* [Excerpted text]:
(begin)
Under the bill that would mandate introductory American history and government courses, civics education centers at each institution would have to identify classes that could fulfill those requirements. Those centers would also be required to create a lecture and debate series to “promote civil dialogue and debate on the issues most important to the American republic.”
Civics centers at public institutions, often created in the name of increasing intellectual diversity, have become a favored cause of Republican lawmakers, who frequently lambaste campuses as loci of left-wing indoctrination. Critics of the centers argue they are being used to wrest academic control away from faculty and advocate conservative priorities to students on the taxpayer’s dime.
An interesting academic conflict could arise if both the general education bill and the anti-DEI bill become laws. If the newly required American history and government classes make mention of DEI or critical race theory — a decades-old academic concept that teaches racism is systemic — they could be subject to elimination by the board of regents.
Conservatives in the early 2020s commonly referred to any instruction on race and ethnicity as CRT, according to PEN America. The free speech group has accused lawmakers of using anti-CRT legislation to censor viewpoints they oppose.
(end)
* [Task instructions]:
A. Answer these questions from the passage about the civics education bills:
(i) What kind of series must each civics education center create under the bill?
(ii) Which body could eliminate the required classes if they mention DEI or critical race theory?
(iii) Which group says conservatives in the early 2020s commonly called any instruction on race and ethnicity CRT?
B. Transcribe the passage about the civics education bills starting at "An interesting academic" and ending at "viewpoints they oppose.".
C. Pick up the passage about the civics education bills after its last sentence and continue it.

* [Supplied data]:
(begin)
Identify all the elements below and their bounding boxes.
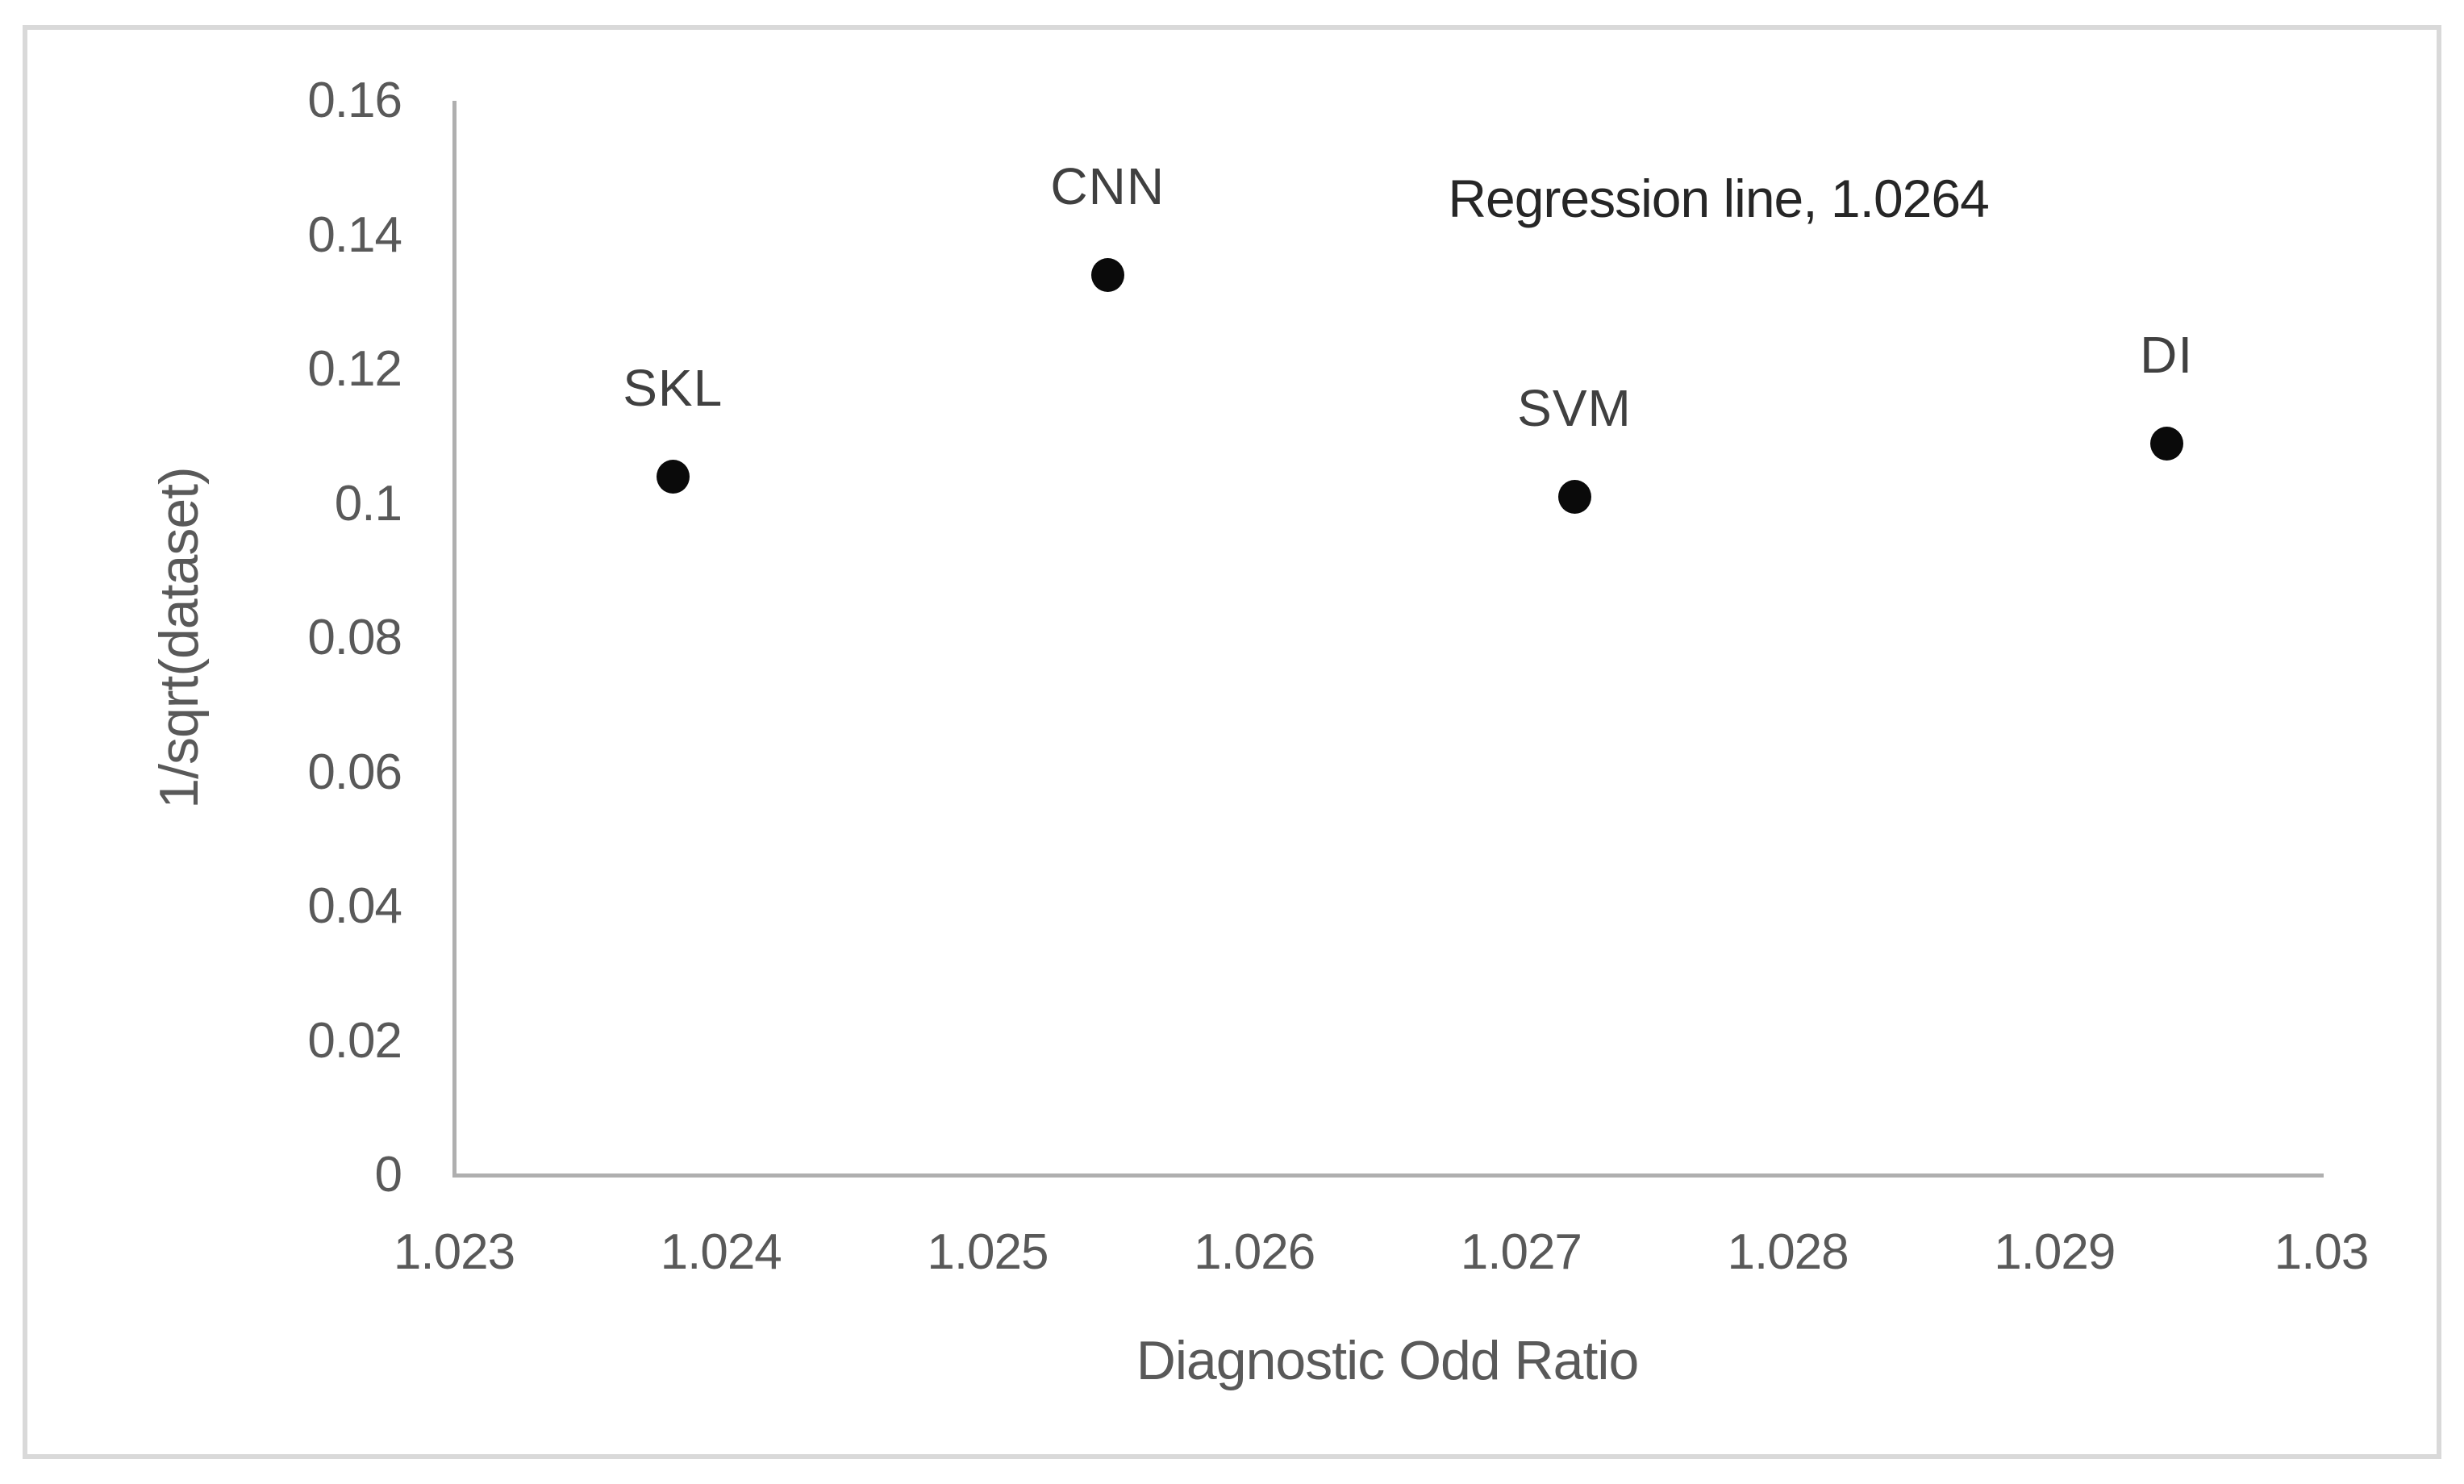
x-axis-line (452, 1173, 2324, 1178)
data-point-svm (1557, 480, 1591, 515)
y-tick-label: 0.16 (307, 73, 402, 128)
x-tick-label: 1.03 (2274, 1224, 2370, 1280)
y-tick-label: 0.08 (307, 610, 402, 665)
chart-outer-frame (23, 25, 2441, 1459)
data-point-skl (656, 460, 690, 494)
regression-annotation: Regression line, 1.0264 (1448, 168, 1989, 228)
data-point-label-di: DI (2140, 325, 2194, 384)
data-point-label-cnn: CNN (1050, 157, 1165, 216)
y-tick-label: 0.12 (307, 341, 402, 397)
x-tick-label: 1.025 (927, 1224, 1049, 1280)
x-axis-title: Diagnostic Odd Ratio (1136, 1330, 1640, 1391)
y-tick-label: 0 (374, 1147, 402, 1203)
y-axis-line (452, 101, 457, 1178)
data-point-label-skl: SKL (623, 359, 723, 418)
y-tick-label: 0.06 (307, 744, 402, 800)
y-tick-label: 0.1 (334, 475, 402, 531)
y-tick-label: 0.02 (307, 1012, 402, 1069)
y-axis-title: 1/sqrt(dataset) (148, 467, 210, 809)
x-tick-label: 1.028 (1727, 1224, 1849, 1280)
x-tick-label: 1.026 (1194, 1224, 1315, 1280)
data-point-di (2149, 426, 2183, 461)
y-tick-label: 0.14 (307, 206, 402, 263)
data-point-cnn (1090, 258, 1124, 293)
x-tick-label: 1.023 (393, 1224, 515, 1280)
x-tick-label: 1.029 (1994, 1224, 2116, 1280)
data-point-label-svm: SVM (1517, 379, 1632, 438)
y-tick-label: 0.04 (307, 878, 402, 934)
x-tick-label: 1.024 (660, 1224, 782, 1280)
x-tick-label: 1.027 (1460, 1224, 1582, 1280)
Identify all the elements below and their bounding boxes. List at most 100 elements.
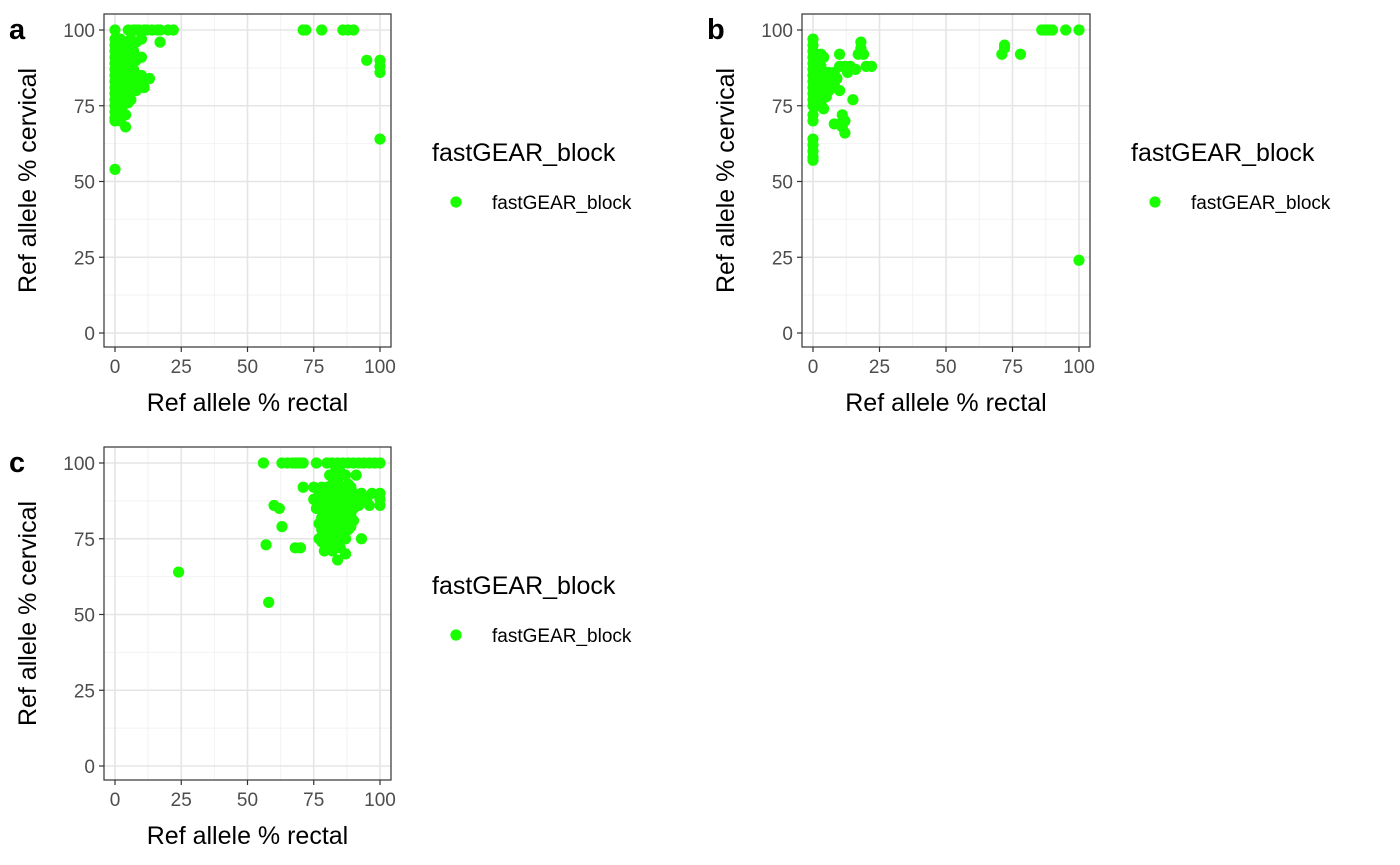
y-tick-label: 25 <box>74 681 95 702</box>
data-point <box>855 37 866 48</box>
y-axis-title: Ref allele % cervical <box>14 501 42 726</box>
data-point <box>263 597 274 608</box>
y-tick-label: 0 <box>84 757 95 778</box>
data-point <box>834 49 845 60</box>
legend-key <box>450 629 461 640</box>
data-point <box>348 24 359 35</box>
y-tick-label: 100 <box>63 21 95 42</box>
data-point <box>807 155 818 166</box>
x-tick-label: 50 <box>935 357 956 378</box>
data-point <box>831 73 842 84</box>
data-point <box>120 121 131 132</box>
x-tick-label: 100 <box>1063 357 1095 378</box>
data-point <box>374 500 385 511</box>
y-tick-label: 100 <box>63 454 95 475</box>
panel-tag: b <box>707 14 725 46</box>
data-point <box>154 37 165 48</box>
x-axis-title: Ref allele % rectal <box>845 389 1046 417</box>
data-point <box>351 470 362 481</box>
data-point <box>1073 24 1084 35</box>
y-tick-label: 75 <box>74 530 95 551</box>
legend-title: fastGEAR_block <box>1131 139 1315 167</box>
data-point <box>999 40 1010 51</box>
x-tick-label: 0 <box>110 357 121 378</box>
legend-label: fastGEAR_block <box>1191 193 1331 214</box>
data-point <box>348 515 359 526</box>
legend-title: fastGEAR_block <box>432 572 616 600</box>
data-point <box>1015 49 1026 60</box>
data-point <box>364 500 375 511</box>
data-point <box>260 539 271 550</box>
y-tick-label: 25 <box>772 248 793 269</box>
data-point <box>818 52 829 63</box>
data-point <box>295 542 306 553</box>
data-point <box>839 127 850 138</box>
data-point <box>120 109 131 120</box>
data-point <box>136 52 147 63</box>
panel-c: 0 25 50 75 100 0 25 50 75 100 Ref allele % rectal R… <box>9 447 632 850</box>
data-point <box>1073 255 1084 266</box>
legend-key <box>450 196 461 207</box>
data-point <box>374 67 385 78</box>
data-point <box>361 55 372 66</box>
y-tick-label: 75 <box>772 97 793 118</box>
data-point <box>858 49 869 60</box>
y-tick-label: 75 <box>74 97 95 118</box>
y-tick-label: 0 <box>84 324 95 345</box>
data-point <box>374 457 385 468</box>
x-tick-label: 100 <box>364 357 396 378</box>
y-tick-label: 0 <box>782 324 793 345</box>
x-tick-label: 75 <box>303 357 324 378</box>
x-axis-title: Ref allele % rectal <box>147 822 348 850</box>
data-point <box>311 457 322 468</box>
y-tick-label: 50 <box>74 606 95 627</box>
data-point <box>276 521 287 532</box>
x-axis-title: Ref allele % rectal <box>147 389 348 417</box>
data-point <box>173 566 184 577</box>
data-point <box>839 115 850 126</box>
data-point <box>274 503 285 514</box>
data-point <box>340 548 351 559</box>
x-tick-label: 75 <box>1002 357 1023 378</box>
data-point <box>109 164 120 175</box>
data-point <box>300 24 311 35</box>
data-point <box>1047 24 1058 35</box>
x-tick-label: 25 <box>171 790 192 811</box>
data-point <box>356 533 367 544</box>
x-tick-label: 0 <box>110 790 121 811</box>
data-point <box>818 103 829 114</box>
y-tick-label: 50 <box>74 173 95 194</box>
y-axis-title: Ref allele % cervical <box>712 68 740 293</box>
y-tick-label: 50 <box>772 173 793 194</box>
x-tick-label: 50 <box>237 357 258 378</box>
legend-label: fastGEAR_block <box>492 193 632 214</box>
x-tick-label: 75 <box>303 790 324 811</box>
legend-label: fastGEAR_block <box>492 626 632 647</box>
data-point <box>1060 24 1071 35</box>
panel-tag: c <box>9 447 25 479</box>
y-axis-title: Ref allele % cervical <box>14 68 42 293</box>
y-tick-label: 25 <box>74 248 95 269</box>
data-point <box>847 94 858 105</box>
data-point <box>807 115 818 126</box>
data-point <box>144 73 155 84</box>
x-tick-label: 100 <box>364 790 396 811</box>
data-point <box>316 24 327 35</box>
x-tick-label: 0 <box>808 357 819 378</box>
data-point <box>866 61 877 72</box>
y-tick-label: 100 <box>761 21 793 42</box>
legend-title: fastGEAR_block <box>432 139 616 167</box>
legend-key <box>1149 196 1160 207</box>
panel-b: 0 25 50 75 100 0 25 50 75 100 Ref allele % rectal R… <box>707 14 1331 417</box>
data-point <box>298 457 309 468</box>
data-point <box>298 482 309 493</box>
x-tick-label: 25 <box>171 357 192 378</box>
x-tick-label: 50 <box>237 790 258 811</box>
data-point <box>850 64 861 75</box>
panel-tag: a <box>9 14 26 46</box>
data-point <box>168 24 179 35</box>
x-tick-label: 25 <box>869 357 890 378</box>
data-point <box>374 133 385 144</box>
data-point <box>258 457 269 468</box>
(end)
* [Exercise results]:
A.
(i) A lecture and debate series
(ii) The board of regents
(iii) PEN America

B.
An interesting academic conflict could arise if both the general education bill and the anti-DEI bill become laws. If the newly required American history and government classes make mention of DEI or critical race theory — a decades-old academic concept that teaches racism is systemic — they could be subject to elimination by the board of regents.
Conservatives in the early 2020s commonly referred to any instruction on race and ethnicity as CRT, according to PEN America. The free speech group has accused lawmakers of using anti-CRT legislation to censor viewpoints they oppose.

C.
Political attacks on CRT have declined in more recent years as lawmakers have begun favoring the term DEI as a way to target a wide variety of initiatives, according to higher education and free speech scholars.
Iowa lawmakers are also seeking to make changes beyond the state’s public colleges.
Another bill passed by the House late last month would block private colleges with DEI offices from participating in the Iowa Tuition Grant program. As of 2025-26, full-time undergraduates at participating nonprofit colleges can receive up to $7,500 annually. They can receive the grant for four years.
Each bill passed Iowa’s House largely along partisan lines. If the state’s Republican-controlled Senate votes similarly, the legislation will pass and head to the desk of Republican Gov. Kim Reynolds.